>> BEGIN GIVEN TEXT

Derivatives—Authoritative guidance establishes accounting and reporting standards for derivative instruments, including certain derivative instruments embedded in other contracts, and for hedging activities.  It requires an entity to recognize all derivatives as either assets or liabilities in the statement of financial position and measure those instruments at fair value.  The guidance provides that normal purchase and sale contracts, when appropriately designated, are not subject to the guidance.  Normal purchases and sales are contracts which provide for the purchase or sale of something, other than a financial instrument or derivative instrument that will be delivered in quantities expected to be used or sold by the reporting entity over a reasonable period in the normal course of business.  The Partnership's forward natural gas and crude oil purchase and sales contracts are designated as normal purchases and normal sales, with the exception of certain contracts with its natural gas trading and marketing business.  The Partnership uses financial instruments such as swaps, collars and other derivatives to mitigate the risks to cash flows resulting from changes in commodity prices and interest rates.  The Partnership recognizes these financial instruments on its combined balance sheet at the instrument's fair value with changes in fair value reflected in the combined statement of operations, as the Partnership has not designated any of these derivative instruments as hedges.  The cash flows from derivatives are reported as cash flows from operating activities unless the derivative contract is deemed to contain a financing element. Derivatives deemed to contain a financing element are reported as a financing activity in the statement of cash flows. See Note 11 for a description of the Partnership's risk management activities and the amounts allocated to Eagle Rock Midstream.

NOTE 3. NEW ACCOUNTING PRONOUNCEMENTS

In December 2011, the FASB issued new guidance related to disclosure requirements about the nature of an entity's rights of set-off and related arrangements associated with its financial instruments and derivative instruments.  The new disclosures are designed to make financial statements that are prepared under U.S. GAAP more comparable to those prepared under IFRS.  To better facilitate comparison between financial statements prepared under U.S. GAAP and IFRS, the new disclosures will give financial statement users information about both gross and net exposures.  The disclosure requirements are effective for annual reporting periods beginning on or after January 1, 2013, and did not have a material impact on Eagle Rock Midstream's financial statements for the nine months ended September 30, 2013.  See Notes 10 and 11 for the disclosures related to the rights of set-off and the gross and net exposure related to the derivative instruments.

NOTE 4. RELATED PARTY TRANSACTIONS
   
As Eagle Rock Midstream does not have its own bank accounts, all cash receipts and payments related to the operating activities of Eagle Rock Midstream are handled by the Partnership.  Transactions between Eagle Rock Midstream and the Partnership, as described below under "Purchases of Natural Gas and Condensate" that will be settled in cash are recorded as part of accounts payable within the audited combined balance sheet.  For the transactions that will not be settled in cash, the amounts have been accounted for as either contributions from or distributions to the Partnership.

>> END GIVEN TEXT
>> BEGIN DATA EXCERPT

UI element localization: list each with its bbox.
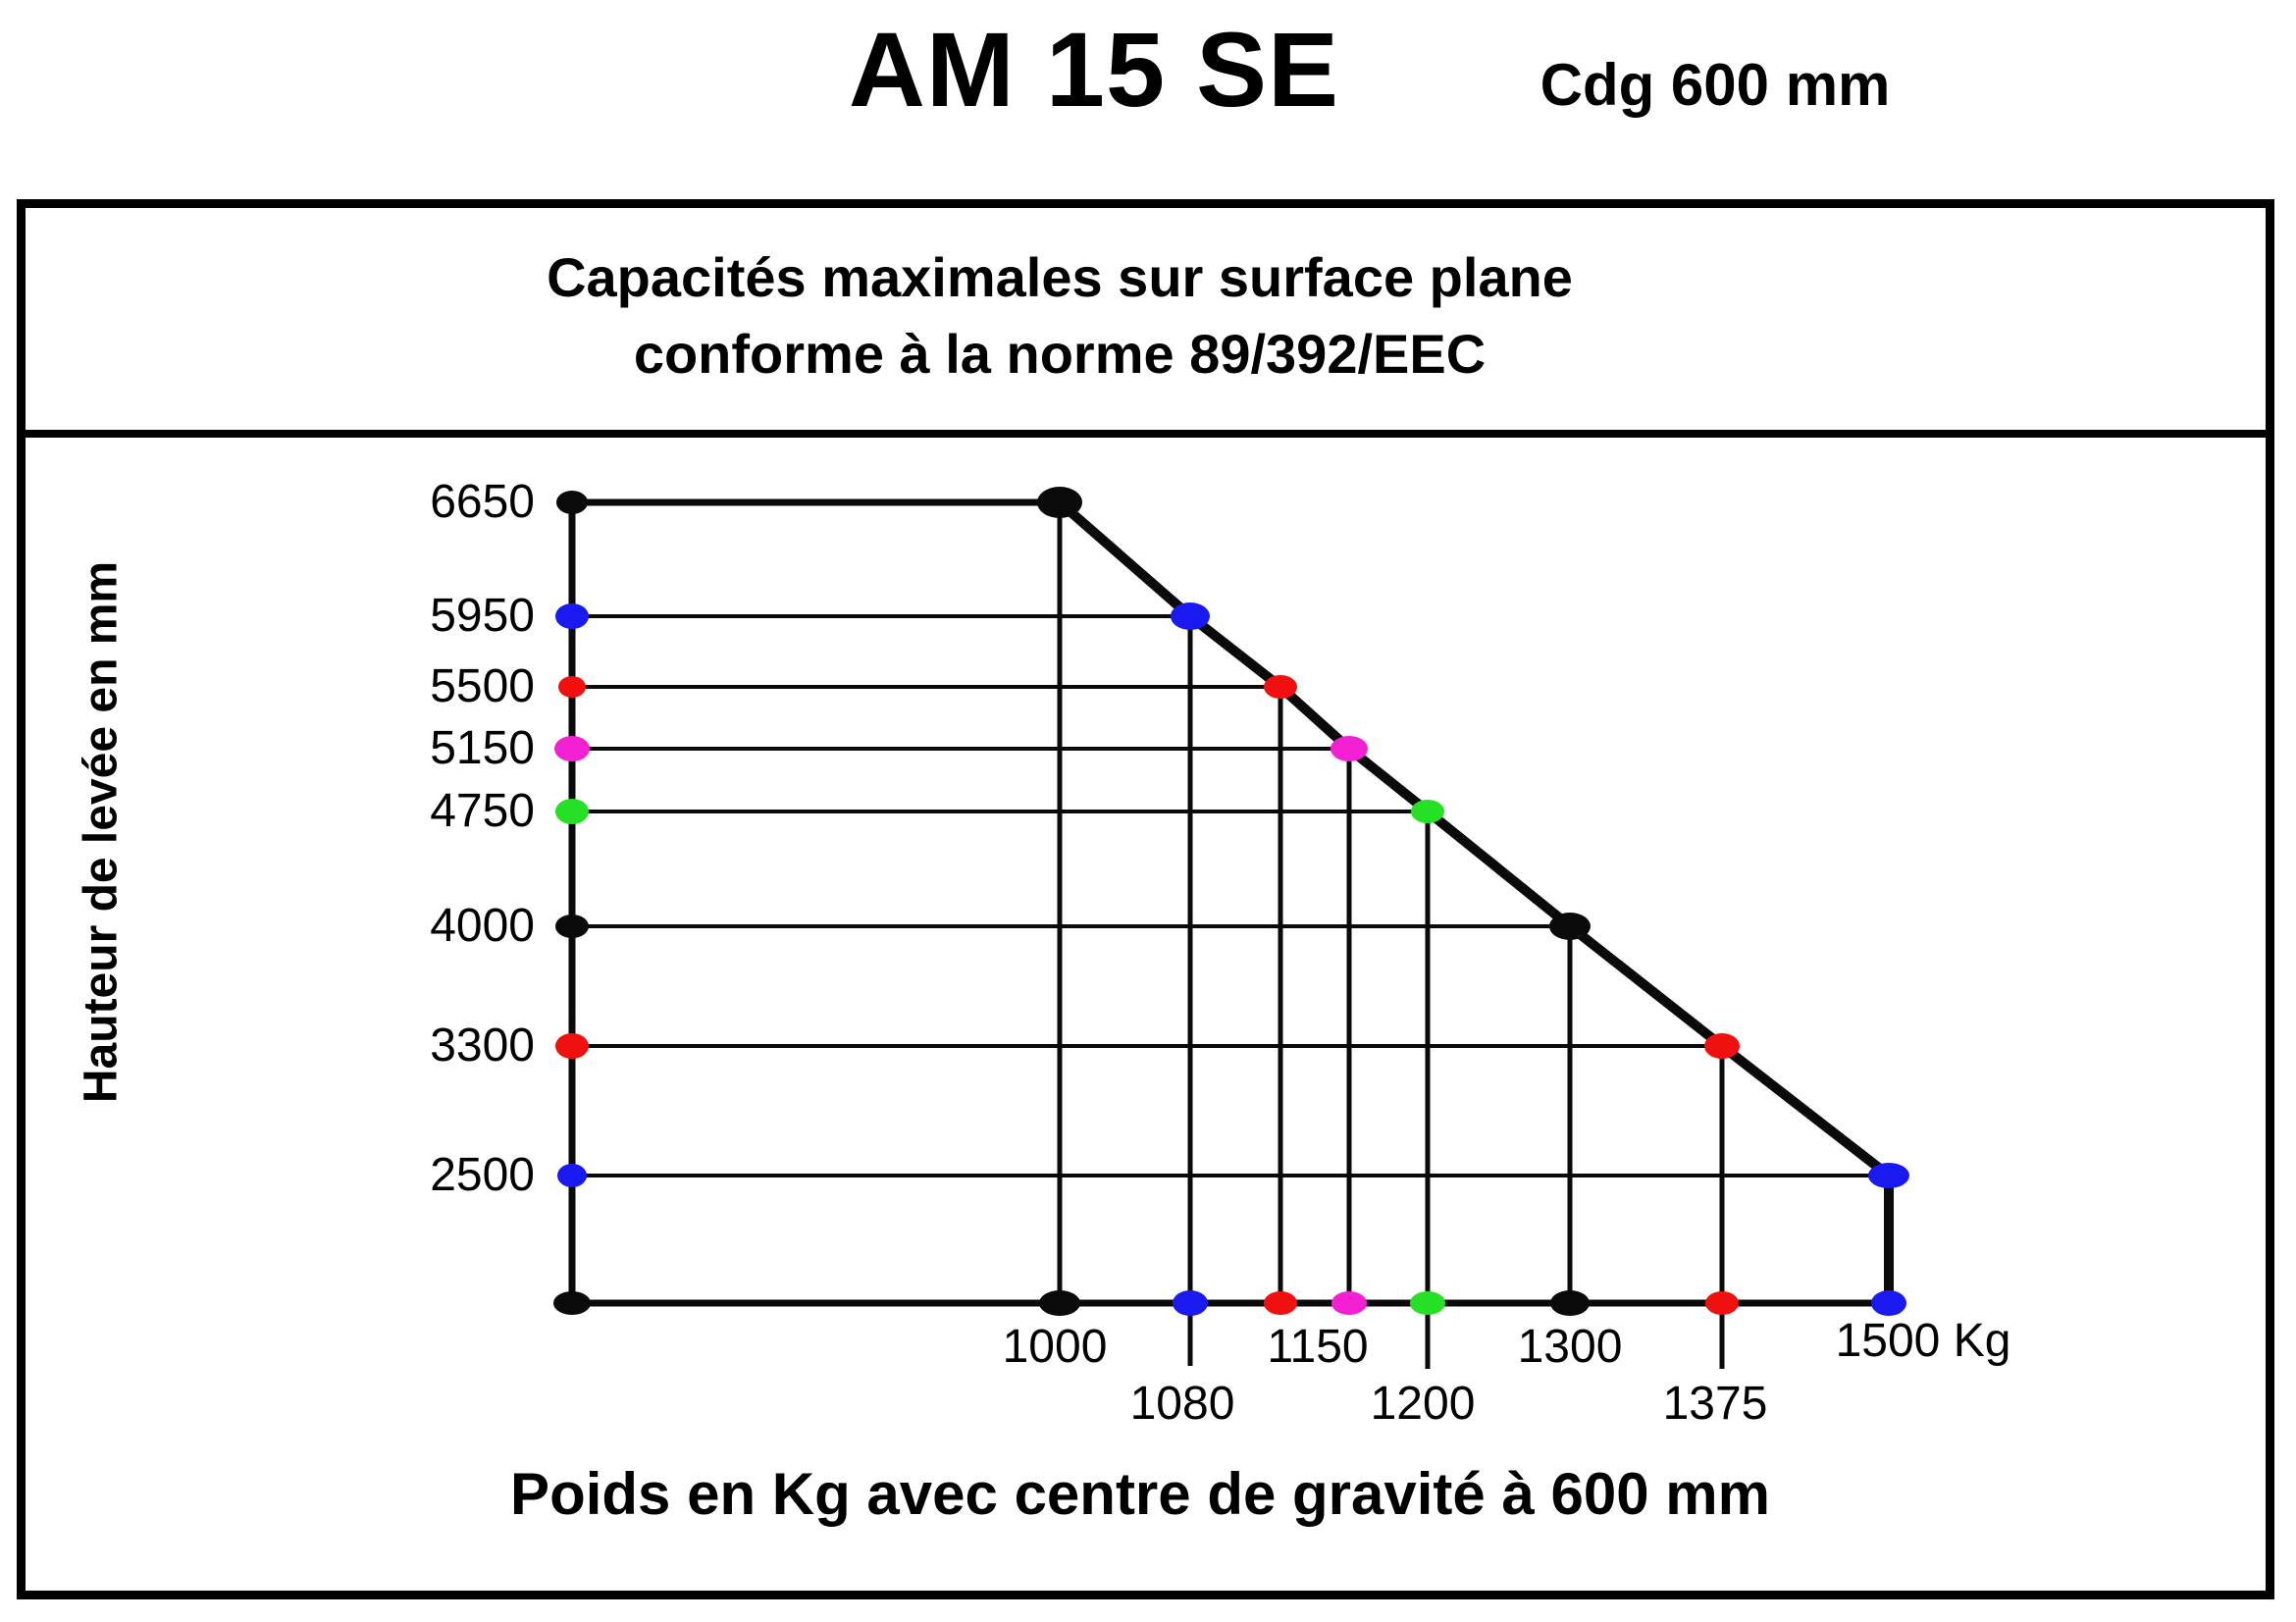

>> END DATA EXCERPT

WRITTEN TASK:
Answer these questions from the accounting notes above:
1. At what value does the Partnership recognize its swaps, collars and other derivatives on its combined balance sheet?
2. In what month and year did the FASB issue the new guidance on disclosures about rights of set-off?
3. Who handles the cash receipts and payments related to Eagle Rock Midstream's operating activities?

SOLUTION BELOW:
1. At the instrument's fair value.
2. December 2011.
3. The Partnership, because Eagle Rock Midstream does not have its own bank accounts.